▶ _Task directions_
Return exactly the lines of the data below, from the one that contains "Enumerate this screenshot's" through the final line, and leave out every picture.

— START Excerpted data —

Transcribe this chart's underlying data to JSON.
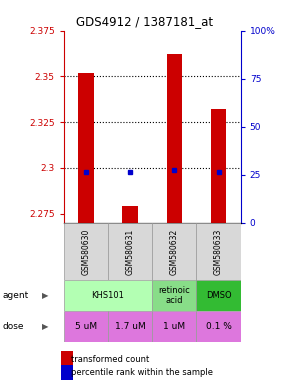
{
  "title": "GDS4912 / 1387181_at",
  "samples": [
    "GSM580630",
    "GSM580631",
    "GSM580632",
    "GSM580633"
  ],
  "red_values": [
    2.352,
    2.279,
    2.362,
    2.332
  ],
  "blue_values": [
    2.298,
    2.298,
    2.299,
    2.298
  ],
  "ymin": 2.27,
  "ymax": 2.375,
  "yticks_red": [
    2.275,
    2.3,
    2.325,
    2.35,
    2.375
  ],
  "yticks_blue": [
    0,
    25,
    50,
    75,
    100
  ],
  "ytick_red_labels": [
    "2.275",
    "2.3",
    "2.325",
    "2.35",
    "2.375"
  ],
  "ytick_blue_labels": [
    "0",
    "25",
    "50",
    "75",
    "100%"
  ],
  "hlines": [
    2.3,
    2.325,
    2.35
  ],
  "bar_bottom": 2.27,
  "bar_color": "#cc0000",
  "dot_color": "#0000cc",
  "agent_spans": [
    [
      0,
      2,
      "KHS101",
      "#b3ffb3"
    ],
    [
      2,
      3,
      "retinoic\nacid",
      "#88dd88"
    ],
    [
      3,
      4,
      "DMSO",
      "#33bb33"
    ]
  ],
  "dose_labels": [
    "5 uM",
    "1.7 uM",
    "1 uM",
    "0.1 %"
  ],
  "dose_color": "#dd77dd",
  "title_color": "#000000",
  "left_axis_color": "#cc0000",
  "right_axis_color": "#0000cc",
  "grid_color": "#888888"
}
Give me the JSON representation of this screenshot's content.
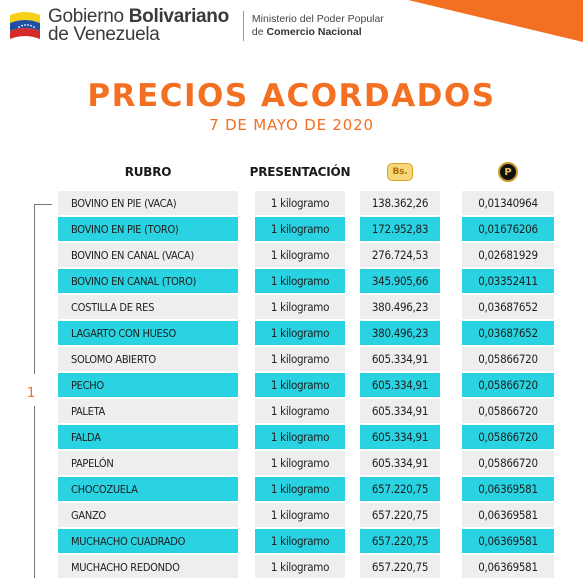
{
  "header": {
    "government_line1_regular": "Gobierno ",
    "government_line1_bold": "Bolivariano",
    "government_line2": "de Venezuela",
    "ministry_line1": "Ministerio del Poder Popular",
    "ministry_line2_prefix": "de ",
    "ministry_line2_bold": "Comercio Nacional"
  },
  "title": "PRECIOS ACORDADOS",
  "date": "7 DE MAYO DE 2020",
  "columns": {
    "rubro": "RUBRO",
    "presentacion": "PRESENTACIÓN",
    "bs_icon_label": "Bs.",
    "petro_icon_label": "P"
  },
  "group_label": "1",
  "colors": {
    "accent_orange": "#f36f21",
    "row_cyan": "#29d3e2",
    "row_light": "#eeeeee"
  },
  "rows": [
    {
      "rubro": "BOVINO EN PIE (VACA)",
      "presentacion": "1 kilogramo",
      "bs": "138.362,26",
      "petro": "0,01340964"
    },
    {
      "rubro": "BOVINO EN PIE (TORO)",
      "presentacion": "1 kilogramo",
      "bs": "172.952,83",
      "petro": "0,01676206"
    },
    {
      "rubro": "BOVINO EN CANAL (VACA)",
      "presentacion": "1 kilogramo",
      "bs": "276.724,53",
      "petro": "0,02681929"
    },
    {
      "rubro": "BOVINO EN CANAL (TORO)",
      "presentacion": "1 kilogramo",
      "bs": "345.905,66",
      "petro": "0,03352411"
    },
    {
      "rubro": "COSTILLA DE RES",
      "presentacion": "1 kilogramo",
      "bs": "380.496,23",
      "petro": "0,03687652"
    },
    {
      "rubro": "LAGARTO CON HUESO",
      "presentacion": "1 kilogramo",
      "bs": "380.496,23",
      "petro": "0,03687652"
    },
    {
      "rubro": "SOLOMO ABIERTO",
      "presentacion": "1 kilogramo",
      "bs": "605.334,91",
      "petro": "0,05866720"
    },
    {
      "rubro": "PECHO",
      "presentacion": "1 kilogramo",
      "bs": "605.334,91",
      "petro": "0,05866720"
    },
    {
      "rubro": "PALETA",
      "presentacion": "1 kilogramo",
      "bs": "605.334,91",
      "petro": "0,05866720"
    },
    {
      "rubro": "FALDA",
      "presentacion": "1 kilogramo",
      "bs": "605.334,91",
      "petro": "0,05866720"
    },
    {
      "rubro": "PAPELÓN",
      "presentacion": "1 kilogramo",
      "bs": "605.334,91",
      "petro": "0,05866720"
    },
    {
      "rubro": "CHOCOZUELA",
      "presentacion": "1 kilogramo",
      "bs": "657.220,75",
      "petro": "0,06369581"
    },
    {
      "rubro": "GANZO",
      "presentacion": "1 kilogramo",
      "bs": "657.220,75",
      "petro": "0,06369581"
    },
    {
      "rubro": "MUCHACHO CUADRADO",
      "presentacion": "1 kilogramo",
      "bs": "657.220,75",
      "petro": "0,06369581"
    },
    {
      "rubro": "MUCHACHO REDONDO",
      "presentacion": "1 kilogramo",
      "bs": "657.220,75",
      "petro": "0,06369581"
    }
  ]
}
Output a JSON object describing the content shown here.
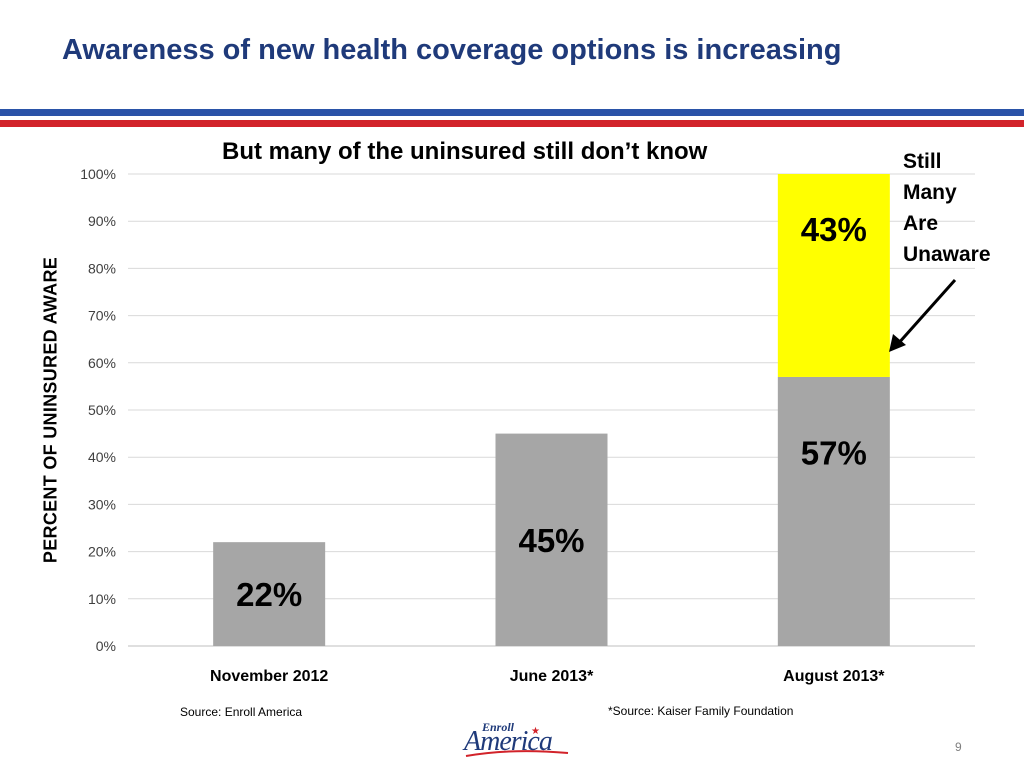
{
  "slide": {
    "title": "Awareness of new health coverage options is increasing",
    "page_number": "9",
    "logo": {
      "small_text": "Enroll",
      "big_text": "America"
    }
  },
  "colors": {
    "title_blue": "#1f3a7a",
    "band_blue": "#2a53a8",
    "band_red": "#d2232a",
    "bar_gray": "#a6a6a6",
    "bar_yellow": "#ffff00"
  },
  "annotation": {
    "lines": [
      "Still",
      "Many",
      "Are",
      "Unaware"
    ]
  },
  "sources": {
    "left": "Source: Enroll America",
    "right": "*Source: Kaiser Family Foundation"
  },
  "chart_data": {
    "type": "bar",
    "stacked": true,
    "title": "But many of the uninsured still don’t know",
    "xlabel": "",
    "ylabel": "PERCENT OF UNINSURED AWARE",
    "categories": [
      "November 2012",
      "June 2013*",
      "August 2013*"
    ],
    "ylim": [
      0,
      100
    ],
    "yticks": [
      "0%",
      "10%",
      "20%",
      "30%",
      "40%",
      "50%",
      "60%",
      "70%",
      "80%",
      "90%",
      "100%"
    ],
    "grid": true,
    "series": [
      {
        "values": [
          22,
          45,
          57
        ],
        "labels": [
          "22%",
          "45%",
          "57%"
        ],
        "color": "#a6a6a6"
      },
      {
        "values": [
          null,
          null,
          43
        ],
        "labels": [
          "",
          "",
          "43%"
        ],
        "color": "#ffff00"
      }
    ]
  }
}
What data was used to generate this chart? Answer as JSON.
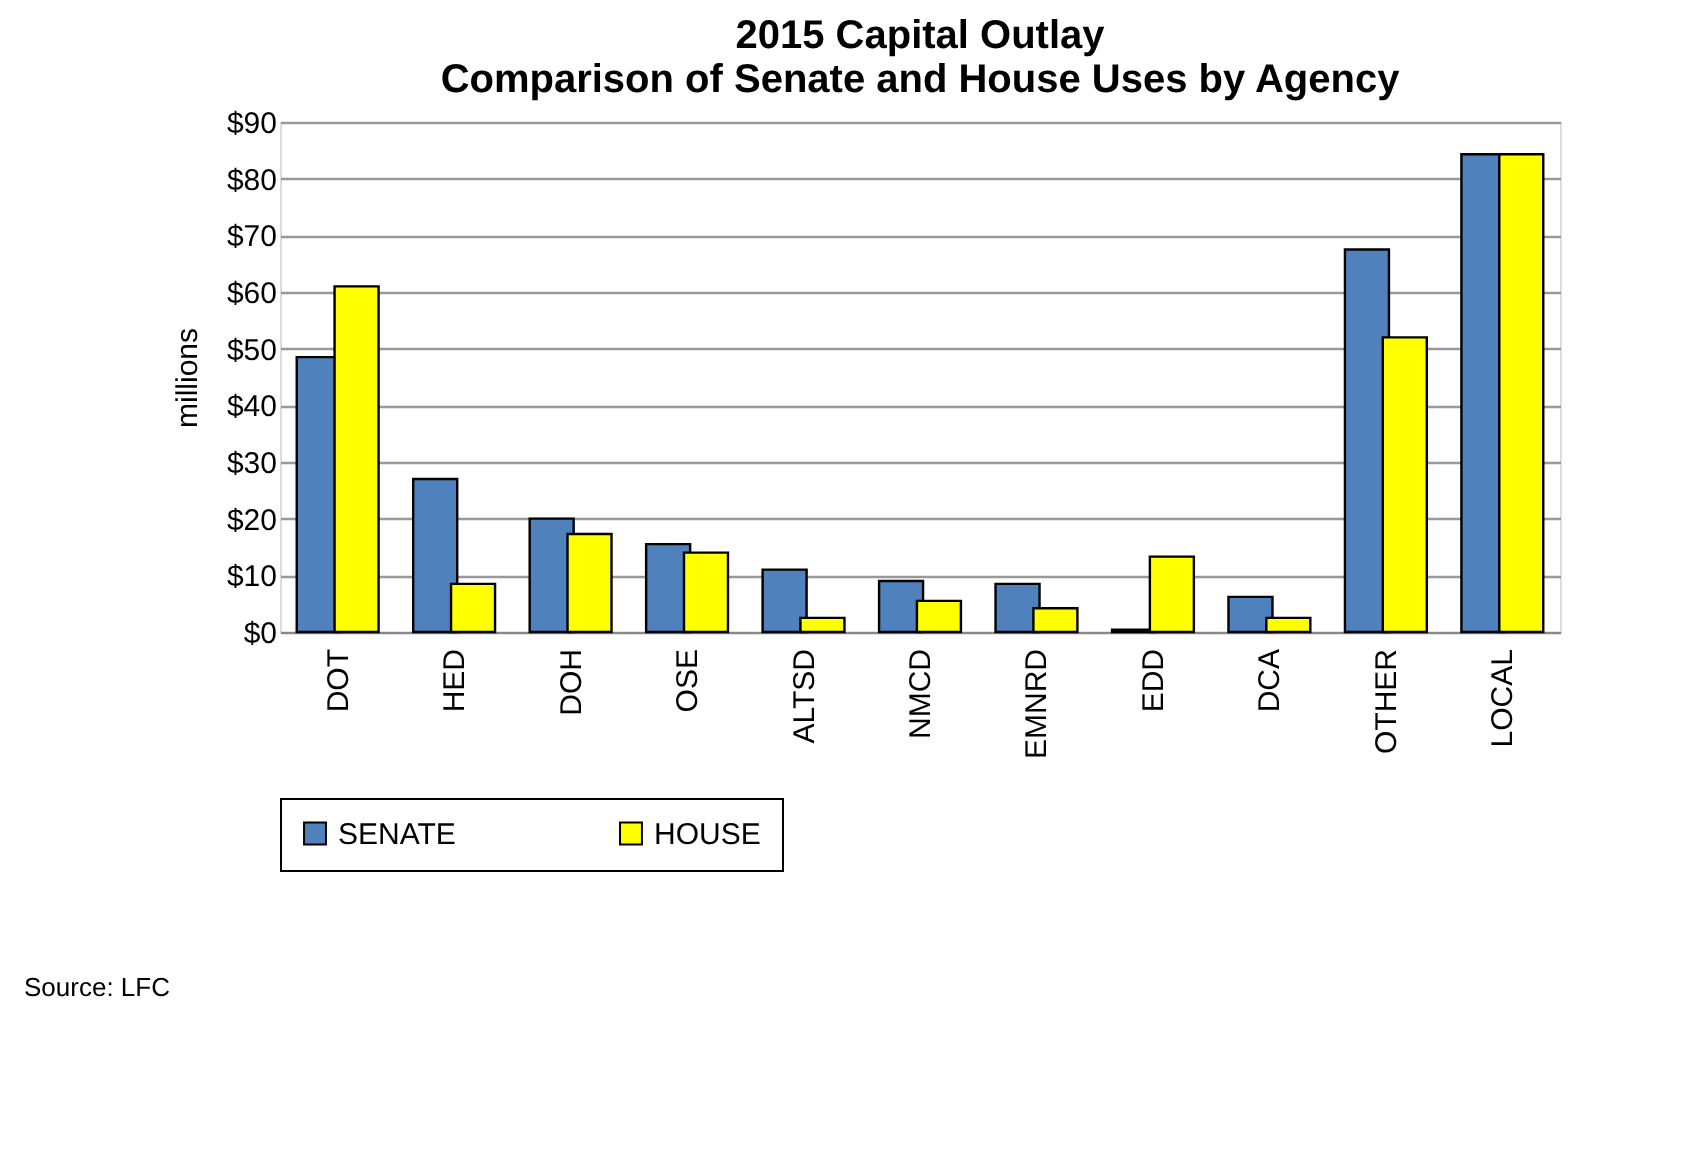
{
  "chart_data": {
    "type": "bar",
    "title": [
      "2015 Capital Outlay",
      "Comparison of Senate and House Uses by Agency"
    ],
    "ylabel": "millions",
    "categories": [
      "DOT",
      "HED",
      "DOH",
      "OSE",
      "ALTSD",
      "NMCD",
      "EMNRD",
      "EDD",
      "DCA",
      "OTHER",
      "LOCAL"
    ],
    "series": [
      {
        "name": "SENATE",
        "color": "#4f81bd",
        "values": [
          48.5,
          27,
          20,
          15.5,
          11,
          9,
          8.5,
          0.4,
          6.2,
          67.5,
          84.3
        ]
      },
      {
        "name": "HOUSE",
        "color": "#ffff00",
        "values": [
          61,
          8.5,
          17.3,
          14,
          2.5,
          5.5,
          4.2,
          13.3,
          2.5,
          52,
          84.3
        ]
      }
    ],
    "ylim": [
      0,
      90
    ],
    "yticks": [
      {
        "value": 0,
        "label": "$0"
      },
      {
        "value": 10,
        "label": "$10"
      },
      {
        "value": 20,
        "label": "$20"
      },
      {
        "value": 30,
        "label": "$30"
      },
      {
        "value": 40,
        "label": "$40"
      },
      {
        "value": 50,
        "label": "$50"
      },
      {
        "value": 60,
        "label": "$60"
      },
      {
        "value": 70,
        "label": "$70"
      },
      {
        "value": 80,
        "label": "$80"
      },
      {
        "value": 90,
        "label": "$90"
      }
    ],
    "grid": "y",
    "legend": "bottom",
    "annotations": [
      "Source: LFC"
    ]
  }
}
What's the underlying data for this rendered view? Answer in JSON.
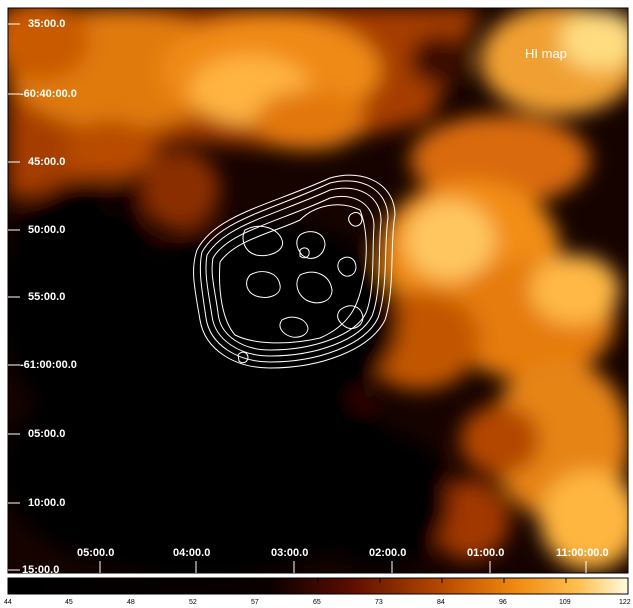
{
  "map": {
    "title": "HI map",
    "dec_labels": [
      "35:00.0",
      "-60:40:00.0",
      "45:00.0",
      "50:00.0",
      "55:00.0",
      "-61:00:00.0",
      "05:00.0",
      "10:00.0",
      "15:00.0"
    ],
    "ra_labels": [
      "05:00.0",
      "04:00.0",
      "03:00.0",
      "02:00.0",
      "01:00.0",
      "11:00:00.0"
    ]
  },
  "colorbar": {
    "labels": [
      "44",
      "45",
      "48",
      "52",
      "57",
      "65",
      "73",
      "84",
      "96",
      "109",
      "122"
    ]
  },
  "colors": {
    "dark": "#050100",
    "mid": "#b24400",
    "bright": "#ff9a1a",
    "peak": "#ffe28a",
    "contour": "#ffffff"
  }
}
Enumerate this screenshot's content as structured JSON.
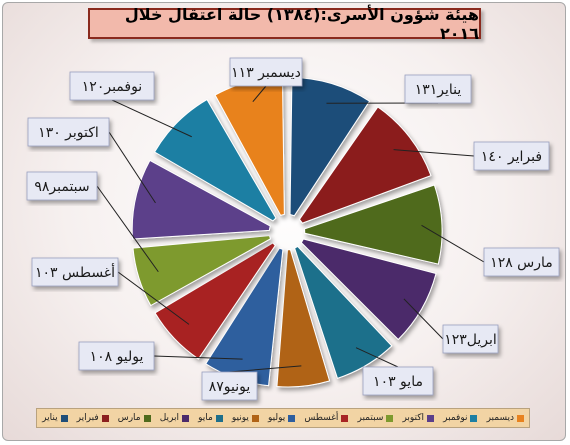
{
  "chart_data": {
    "type": "pie",
    "title": "هيئة شؤون الأسرى:(١٣٨٤) حالة اعتقال خلال ٢٠١٦",
    "categories": [
      "يناير",
      "فبراير",
      "مارس",
      "ابريل",
      "مايو",
      "يونيو",
      "يوليو",
      "أغسطس",
      "سبتمبر",
      "اكتوبر",
      "نوفمبر",
      "ديسمبر"
    ],
    "values": [
      131,
      140,
      128,
      123,
      103,
      87,
      108,
      103,
      98,
      130,
      120,
      113
    ],
    "data_labels": [
      "يناير١٣١",
      "فبراير ١٤٠",
      "مارس ١٢٨",
      "ابريل١٢٣",
      "مايو ١٠٣",
      "يونيو٨٧",
      "يوليو ١٠٨",
      "أغسطس ١٠٣",
      "سبتمبر٩٨",
      "اكتوبر ١٣٠",
      "نوفمبر١٢٠",
      "ديسمبر ١١٣"
    ],
    "colors": [
      "#1f4e79",
      "#8b1f1f",
      "#4f6a1c",
      "#4b2a6b",
      "#1f6f8b",
      "#b06317",
      "#2e5e9e",
      "#a82424",
      "#7e9a2e",
      "#5b3f8a",
      "#1d7fa3",
      "#e8821f"
    ],
    "legend_position": "bottom"
  }
}
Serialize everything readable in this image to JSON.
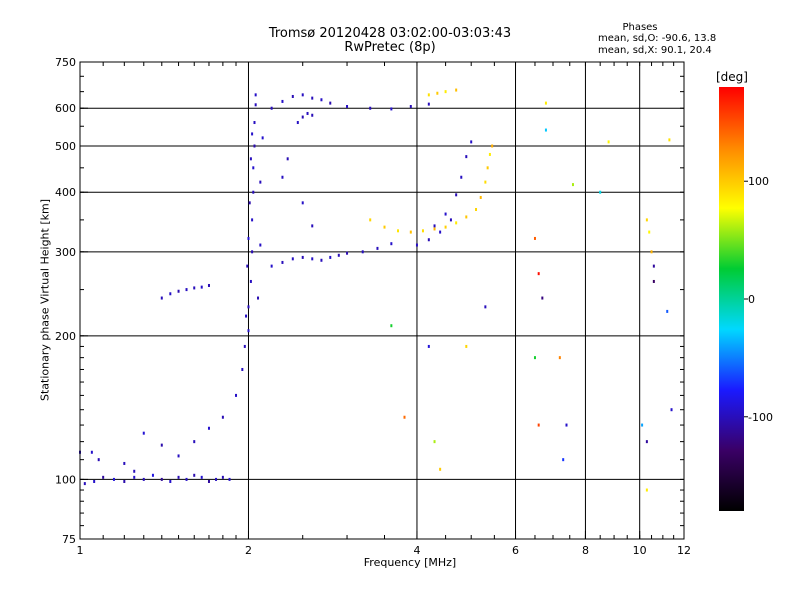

— END Excerpted data —

▶ _Worked solution_
Enumerate this screenshot's content as structured JSON.
{
  "chart_data": {
    "type": "pie",
    "title": "هيئة شؤون الأسرى:(١٣٨٤) حالة اعتقال خلال ٢٠١٦",
    "categories": [
      "يناير",
      "فبراير",
      "مارس",
      "ابريل",
      "مايو",
      "يونيو",
      "يوليو",
      "أغسطس",
      "سبتمبر",
      "اكتوبر",
      "نوفمبر",
      "ديسمبر"
    ],
    "values": [
      131,
      140,
      128,
      123,
      103,
      87,
      108,
      103,
      98,
      130,
      120,
      113
    ],
    "data_labels": [
      "يناير١٣١",
      "فبراير ١٤٠",
      "مارس ١٢٨",
      "ابريل١٢٣",
      "مايو ١٠٣",
      "يونيو٨٧",
      "يوليو ١٠٨",
      "أغسطس ١٠٣",
      "سبتمبر٩٨",
      "اكتوبر ١٣٠",
      "نوفمبر١٢٠",
      "ديسمبر ١١٣"
    ],
    "colors": [
      "#1f4e79",
      "#8b1f1f",
      "#4f6a1c",
      "#4b2a6b",
      "#1f6f8b",
      "#b06317",
      "#2e5e9e",
      "#a82424",
      "#7e9a2e",
      "#5b3f8a",
      "#1d7fa3",
      "#e8821f"
    ],
    "legend_position": "bottom"
  }
}
Serialize everything readable in this image to JSON.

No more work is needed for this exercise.